→ WHAT YOU WILL DO:
Copy the data precisely, keeping every character.

-------

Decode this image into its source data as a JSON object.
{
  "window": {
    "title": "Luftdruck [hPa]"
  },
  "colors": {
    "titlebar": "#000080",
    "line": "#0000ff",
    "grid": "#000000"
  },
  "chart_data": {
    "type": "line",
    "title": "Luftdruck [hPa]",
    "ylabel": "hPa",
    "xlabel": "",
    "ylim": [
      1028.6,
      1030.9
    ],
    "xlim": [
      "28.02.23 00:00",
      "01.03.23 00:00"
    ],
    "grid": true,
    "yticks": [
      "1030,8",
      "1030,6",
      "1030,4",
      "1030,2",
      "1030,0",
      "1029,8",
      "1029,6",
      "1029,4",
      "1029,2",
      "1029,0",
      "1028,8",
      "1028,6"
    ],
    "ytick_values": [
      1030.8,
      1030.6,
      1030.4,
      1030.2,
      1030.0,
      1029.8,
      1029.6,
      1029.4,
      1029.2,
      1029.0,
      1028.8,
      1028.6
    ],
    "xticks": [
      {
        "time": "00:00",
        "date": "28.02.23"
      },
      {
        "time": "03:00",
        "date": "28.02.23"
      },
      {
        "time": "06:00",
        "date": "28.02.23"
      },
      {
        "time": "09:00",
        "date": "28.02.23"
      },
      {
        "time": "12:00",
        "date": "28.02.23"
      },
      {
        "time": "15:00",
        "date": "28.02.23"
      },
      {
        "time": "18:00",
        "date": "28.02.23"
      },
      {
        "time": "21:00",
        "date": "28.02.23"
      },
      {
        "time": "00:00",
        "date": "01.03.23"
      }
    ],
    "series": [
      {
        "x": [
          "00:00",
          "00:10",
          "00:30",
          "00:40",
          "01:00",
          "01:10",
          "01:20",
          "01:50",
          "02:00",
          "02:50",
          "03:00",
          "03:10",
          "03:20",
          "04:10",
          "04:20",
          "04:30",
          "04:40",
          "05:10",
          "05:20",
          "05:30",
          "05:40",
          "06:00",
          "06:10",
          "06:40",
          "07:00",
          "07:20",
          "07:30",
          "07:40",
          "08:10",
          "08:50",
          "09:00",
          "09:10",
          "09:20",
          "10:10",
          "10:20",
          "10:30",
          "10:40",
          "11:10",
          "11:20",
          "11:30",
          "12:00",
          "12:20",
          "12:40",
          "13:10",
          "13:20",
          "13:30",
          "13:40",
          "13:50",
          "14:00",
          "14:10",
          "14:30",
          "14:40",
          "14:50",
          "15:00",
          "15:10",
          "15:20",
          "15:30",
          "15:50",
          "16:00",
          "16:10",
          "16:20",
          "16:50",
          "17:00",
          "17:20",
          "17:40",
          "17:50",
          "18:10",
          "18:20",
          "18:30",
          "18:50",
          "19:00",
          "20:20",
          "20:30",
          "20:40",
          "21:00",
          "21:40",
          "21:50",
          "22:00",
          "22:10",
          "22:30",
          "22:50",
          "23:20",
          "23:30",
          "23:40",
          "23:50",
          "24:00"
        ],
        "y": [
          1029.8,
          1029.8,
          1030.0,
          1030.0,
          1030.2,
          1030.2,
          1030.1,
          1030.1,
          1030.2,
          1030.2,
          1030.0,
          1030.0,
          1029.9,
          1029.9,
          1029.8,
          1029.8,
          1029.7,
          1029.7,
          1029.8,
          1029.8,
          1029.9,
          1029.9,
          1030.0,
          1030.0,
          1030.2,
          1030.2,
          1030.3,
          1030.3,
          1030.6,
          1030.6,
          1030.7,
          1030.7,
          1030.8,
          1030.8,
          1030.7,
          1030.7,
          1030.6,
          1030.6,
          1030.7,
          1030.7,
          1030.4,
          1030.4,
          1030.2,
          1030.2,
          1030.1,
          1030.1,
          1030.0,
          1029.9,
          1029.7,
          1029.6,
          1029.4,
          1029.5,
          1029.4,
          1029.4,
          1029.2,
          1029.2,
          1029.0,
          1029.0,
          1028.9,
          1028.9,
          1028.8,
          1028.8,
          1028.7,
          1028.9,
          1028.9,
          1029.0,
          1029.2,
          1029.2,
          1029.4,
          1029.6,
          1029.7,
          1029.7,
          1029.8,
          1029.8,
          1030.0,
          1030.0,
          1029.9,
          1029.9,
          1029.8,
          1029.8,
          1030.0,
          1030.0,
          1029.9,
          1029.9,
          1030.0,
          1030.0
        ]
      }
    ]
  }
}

-------

→ WRITTEN RESPONSE:
Decode this image into its source data as a JSON object.
{
  "window": {
    "title": "Luftdruck [hPa]"
  },
  "colors": {
    "titlebar": "#000080",
    "line": "#0000ff",
    "grid": "#000000"
  },
  "chart_data": {
    "type": "line",
    "title": "Luftdruck [hPa]",
    "ylabel": "hPa",
    "xlabel": "",
    "ylim": [
      1028.6,
      1030.9
    ],
    "xlim": [
      "28.02.23 00:00",
      "01.03.23 00:00"
    ],
    "grid": true,
    "yticks": [
      "1030,8",
      "1030,6",
      "1030,4",
      "1030,2",
      "1030,0",
      "1029,8",
      "1029,6",
      "1029,4",
      "1029,2",
      "1029,0",
      "1028,8",
      "1028,6"
    ],
    "ytick_values": [
      1030.8,
      1030.6,
      1030.4,
      1030.2,
      1030.0,
      1029.8,
      1029.6,
      1029.4,
      1029.2,
      1029.0,
      1028.8,
      1028.6
    ],
    "xticks": [
      {
        "time": "00:00",
        "date": "28.02.23"
      },
      {
        "time": "03:00",
        "date": "28.02.23"
      },
      {
        "time": "06:00",
        "date": "28.02.23"
      },
      {
        "time": "09:00",
        "date": "28.02.23"
      },
      {
        "time": "12:00",
        "date": "28.02.23"
      },
      {
        "time": "15:00",
        "date": "28.02.23"
      },
      {
        "time": "18:00",
        "date": "28.02.23"
      },
      {
        "time": "21:00",
        "date": "28.02.23"
      },
      {
        "time": "00:00",
        "date": "01.03.23"
      }
    ],
    "series": [
      {
        "x": [
          "00:00",
          "00:10",
          "00:30",
          "00:40",
          "01:00",
          "01:10",
          "01:20",
          "01:50",
          "02:00",
          "02:50",
          "03:00",
          "03:10",
          "03:20",
          "04:10",
          "04:20",
          "04:30",
          "04:40",
          "05:10",
          "05:20",
          "05:30",
          "05:40",
          "06:00",
          "06:10",
          "06:40",
          "07:00",
          "07:20",
          "07:30",
          "07:40",
          "08:10",
          "08:50",
          "09:00",
          "09:10",
          "09:20",
          "10:10",
          "10:20",
          "10:30",
          "10:40",
          "11:10",
          "11:20",
          "11:30",
          "12:00",
          "12:20",
          "12:40",
          "13:10",
          "13:20",
          "13:30",
          "13:40",
          "13:50",
          "14:00",
          "14:10",
          "14:30",
          "14:40",
          "14:50",
          "15:00",
          "15:10",
          "15:20",
          "15:30",
          "15:50",
          "16:00",
          "16:10",
          "16:20",
          "16:50",
          "17:00",
          "17:20",
          "17:40",
          "17:50",
          "18:10",
          "18:20",
          "18:30",
          "18:50",
          "19:00",
          "20:20",
          "20:30",
          "20:40",
          "21:00",
          "21:40",
          "21:50",
          "22:00",
          "22:10",
          "22:30",
          "22:50",
          "23:20",
          "23:30",
          "23:40",
          "23:50",
          "24:00"
        ],
        "y": [
          1029.8,
          1029.8,
          1030.0,
          1030.0,
          1030.2,
          1030.2,
          1030.1,
          1030.1,
          1030.2,
          1030.2,
          1030.0,
          1030.0,
          1029.9,
          1029.9,
          1029.8,
          1029.8,
          1029.7,
          1029.7,
          1029.8,
          1029.8,
          1029.9,
          1029.9,
          1030.0,
          1030.0,
          1030.2,
          1030.2,
          1030.3,
          1030.3,
          1030.6,
          1030.6,
          1030.7,
          1030.7,
          1030.8,
          1030.8,
          1030.7,
          1030.7,
          1030.6,
          1030.6,
          1030.7,
          1030.7,
          1030.4,
          1030.4,
          1030.2,
          1030.2,
          1030.1,
          1030.1,
          1030.0,
          1029.9,
          1029.7,
          1029.6,
          1029.4,
          1029.5,
          1029.4,
          1029.4,
          1029.2,
          1029.2,
          1029.0,
          1029.0,
          1028.9,
          1028.9,
          1028.8,
          1028.8,
          1028.7,
          1028.9,
          1028.9,
          1029.0,
          1029.2,
          1029.2,
          1029.4,
          1029.6,
          1029.7,
          1029.7,
          1029.8,
          1029.8,
          1030.0,
          1030.0,
          1029.9,
          1029.9,
          1029.8,
          1029.8,
          1030.0,
          1030.0,
          1029.9,
          1029.9,
          1030.0,
          1030.0
        ]
      }
    ]
  }
}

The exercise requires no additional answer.